▸ Task requirements
Pick out the lines in the listing below that contain the word "ffffff" and copy them.

▸ Task inputs
┌──
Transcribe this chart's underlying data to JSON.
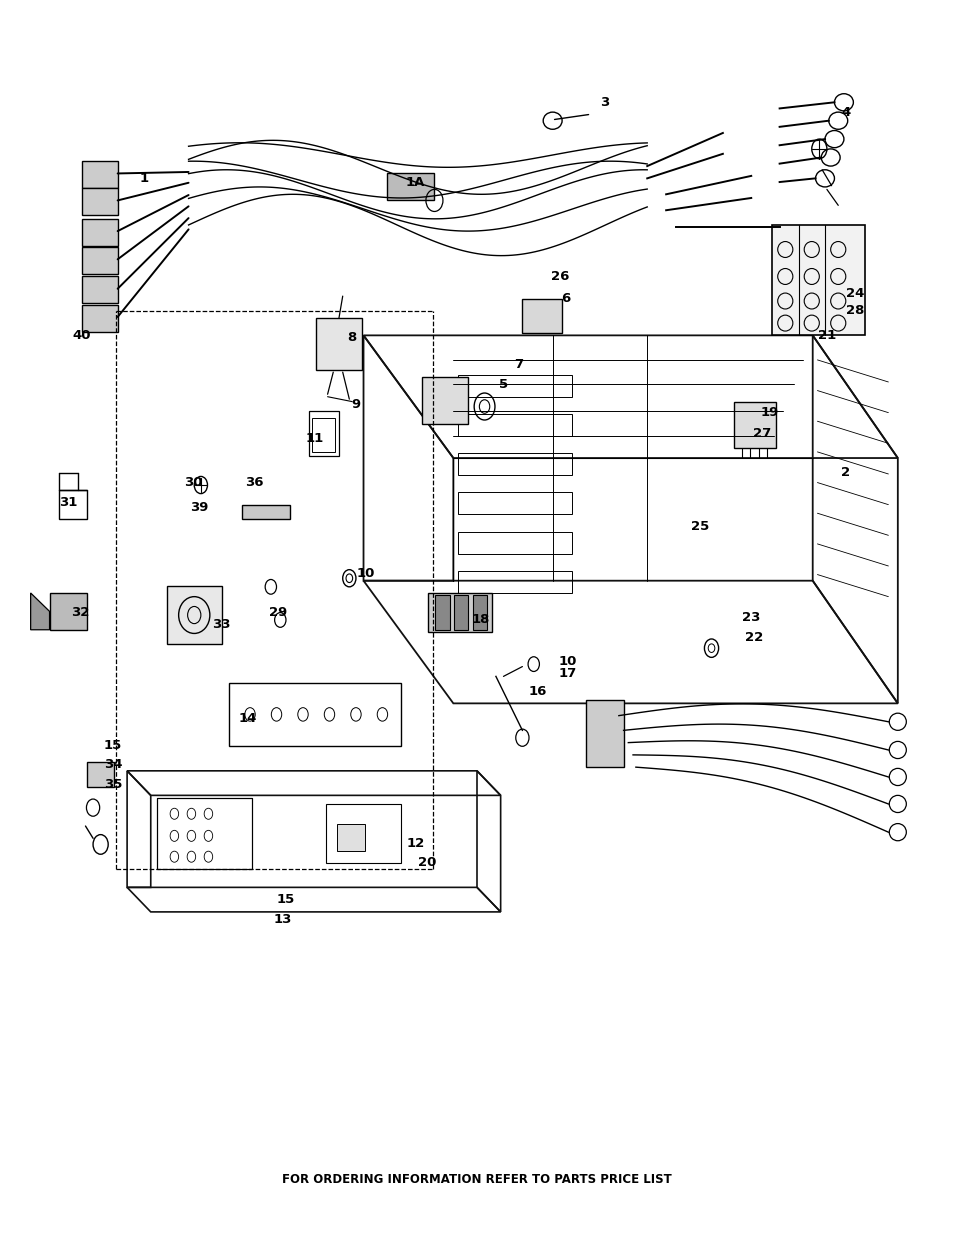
{
  "figure_width": 9.54,
  "figure_height": 12.35,
  "dpi": 100,
  "background_color": "#ffffff",
  "footer_text": "FOR ORDERING INFORMATION REFER TO PARTS PRICE LIST",
  "footer_fontsize": 8.5,
  "footer_fontweight": "bold"
}
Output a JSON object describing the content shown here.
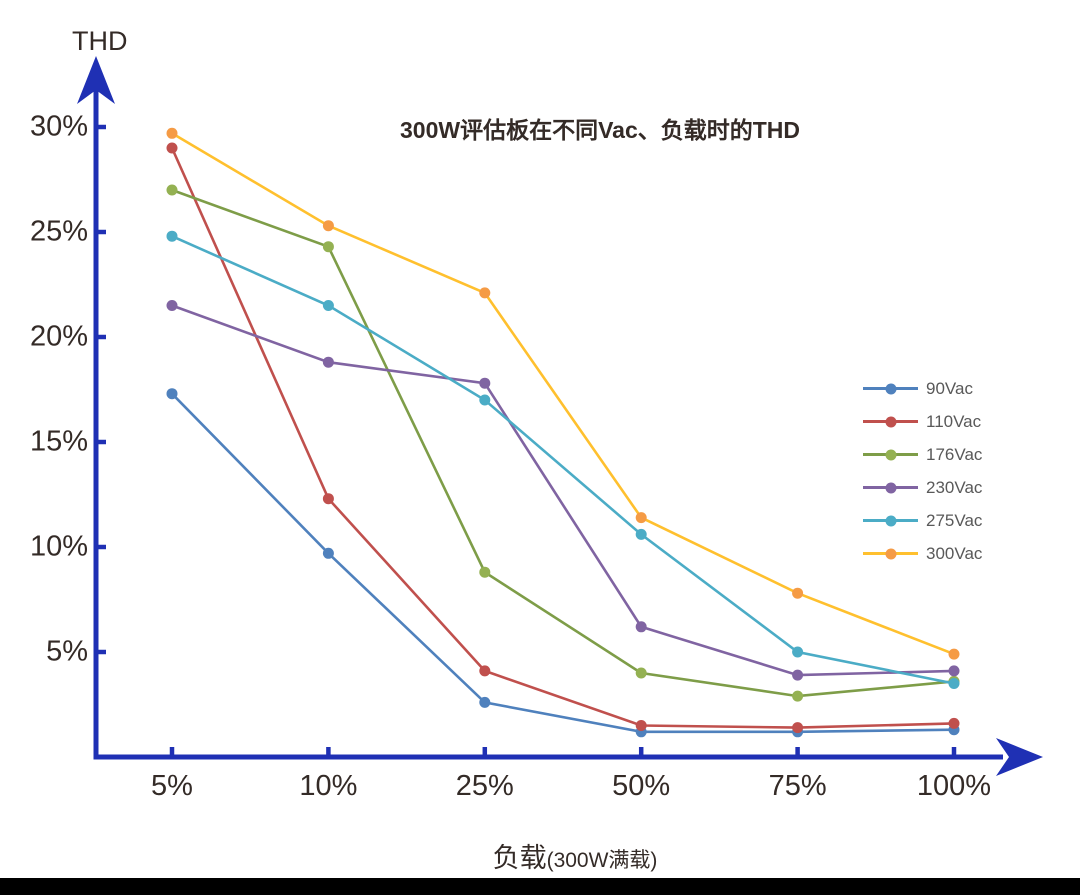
{
  "page": {
    "background_color": "#ffffff",
    "bottom_bar_color": "#000000",
    "text_color": "#342b27",
    "legend_text_color": "#595959"
  },
  "chart_data": {
    "type": "line",
    "title": "300W评估板在不同Vac、负载时的THD",
    "ylabel": "THD",
    "xlabel": "负载(300W满载)",
    "xlabel_main": "负载",
    "xlabel_note": "(300W满载)",
    "categories": [
      "5%",
      "10%",
      "25%",
      "50%",
      "75%",
      "100%"
    ],
    "x_tick_labels": [
      "5%",
      "10%",
      "25%",
      "50%",
      "75%",
      "100%"
    ],
    "y_tick_labels": [
      "30%",
      "25%",
      "20%",
      "15%",
      "10%",
      "5%"
    ],
    "y_tick_values": [
      30,
      25,
      20,
      15,
      10,
      5
    ],
    "ylim": [
      0,
      32
    ],
    "grid": false,
    "axis_color": "#1f30b4",
    "legend_position": "right-middle",
    "series": [
      {
        "name": "90Vac",
        "color": "#4f81bd",
        "marker_color": "#4f81bd",
        "values": [
          17.3,
          9.7,
          2.6,
          1.2,
          1.2,
          1.3
        ]
      },
      {
        "name": "110Vac",
        "color": "#c0504d",
        "marker_color": "#c0504d",
        "values": [
          29.0,
          12.3,
          4.1,
          1.5,
          1.4,
          1.6
        ]
      },
      {
        "name": "176Vac",
        "color": "#7e9d48",
        "marker_color": "#94b152",
        "values": [
          27.0,
          24.3,
          8.8,
          4.0,
          2.9,
          3.6
        ]
      },
      {
        "name": "230Vac",
        "color": "#8064a2",
        "marker_color": "#8064a2",
        "values": [
          21.5,
          18.8,
          17.8,
          6.2,
          3.9,
          4.1
        ]
      },
      {
        "name": "275Vac",
        "color": "#4bacc6",
        "marker_color": "#4bacc6",
        "values": [
          24.8,
          21.5,
          17.0,
          10.6,
          5.0,
          3.5
        ]
      },
      {
        "name": "300Vac",
        "color": "#ffc02e",
        "marker_color": "#f59b45",
        "values": [
          29.7,
          25.3,
          22.1,
          11.4,
          7.8,
          4.9
        ]
      }
    ]
  }
}
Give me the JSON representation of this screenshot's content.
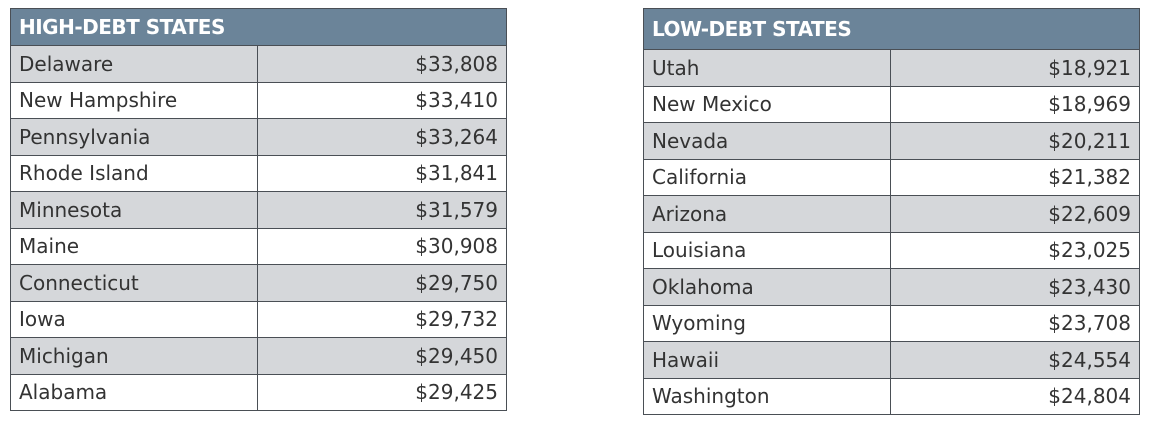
{
  "tables": [
    {
      "title": "HIGH-DEBT STATES",
      "rows": [
        [
          "Delaware",
          "$33,808"
        ],
        [
          "New Hampshire",
          "$33,410"
        ],
        [
          "Pennsylvania",
          "$33,264"
        ],
        [
          "Rhode Island",
          "$31,841"
        ],
        [
          "Minnesota",
          "$31,579"
        ],
        [
          "Maine",
          "$30,908"
        ],
        [
          "Connecticut",
          "$29,750"
        ],
        [
          "Iowa",
          "$29,732"
        ],
        [
          "Michigan",
          "$29,450"
        ],
        [
          "Alabama",
          "$29,425"
        ]
      ]
    },
    {
      "title": "LOW-DEBT STATES",
      "rows": [
        [
          "Utah",
          "$18,921"
        ],
        [
          "New Mexico",
          "$18,969"
        ],
        [
          "Nevada",
          "$20,211"
        ],
        [
          "California",
          "$21,382"
        ],
        [
          "Arizona",
          "$22,609"
        ],
        [
          "Louisiana",
          "$23,025"
        ],
        [
          "Oklahoma",
          "$23,430"
        ],
        [
          "Wyoming",
          "$23,708"
        ],
        [
          "Hawaii",
          "$24,554"
        ],
        [
          "Washington",
          "$24,804"
        ]
      ]
    }
  ]
}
└──
▸ Written solution
  "background_color": "#ffffff",
    "background_color": "#ffffff",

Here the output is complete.